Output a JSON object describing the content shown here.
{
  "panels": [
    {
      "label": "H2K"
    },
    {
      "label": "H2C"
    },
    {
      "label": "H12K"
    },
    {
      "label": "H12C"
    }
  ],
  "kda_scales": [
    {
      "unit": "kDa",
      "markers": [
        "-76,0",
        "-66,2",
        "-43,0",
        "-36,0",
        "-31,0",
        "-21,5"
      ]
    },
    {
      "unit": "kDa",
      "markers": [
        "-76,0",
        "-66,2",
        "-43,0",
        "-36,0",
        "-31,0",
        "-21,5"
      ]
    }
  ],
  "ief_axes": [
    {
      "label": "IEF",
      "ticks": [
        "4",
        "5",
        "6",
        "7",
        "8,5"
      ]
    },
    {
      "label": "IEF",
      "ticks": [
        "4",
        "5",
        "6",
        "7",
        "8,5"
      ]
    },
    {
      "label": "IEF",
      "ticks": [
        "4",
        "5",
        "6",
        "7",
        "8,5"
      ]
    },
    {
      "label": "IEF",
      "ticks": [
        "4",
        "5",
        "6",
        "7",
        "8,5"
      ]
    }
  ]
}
━━━━━━━━━━
All of the data shown above must be copied exactly.

Output a JSON object describing the content shown here.
{
  "panels": [
    {
      "label": "H2K"
    },
    {
      "label": "H2C"
    },
    {
      "label": "H12K"
    },
    {
      "label": "H12C"
    }
  ],
  "kda_scales": [
    {
      "unit": "kDa",
      "markers": [
        "-76,0",
        "-66,2",
        "-43,0",
        "-36,0",
        "-31,0",
        "-21,5"
      ]
    },
    {
      "unit": "kDa",
      "markers": [
        "-76,0",
        "-66,2",
        "-43,0",
        "-36,0",
        "-31,0",
        "-21,5"
      ]
    }
  ],
  "ief_axes": [
    {
      "label": "IEF",
      "ticks": [
        "4",
        "5",
        "6",
        "7",
        "8,5"
      ]
    },
    {
      "label": "IEF",
      "ticks": [
        "4",
        "5",
        "6",
        "7",
        "8,5"
      ]
    },
    {
      "label": "IEF",
      "ticks": [
        "4",
        "5",
        "6",
        "7",
        "8,5"
      ]
    },
    {
      "label": "IEF",
      "ticks": [
        "4",
        "5",
        "6",
        "7",
        "8,5"
      ]
    }
  ]
}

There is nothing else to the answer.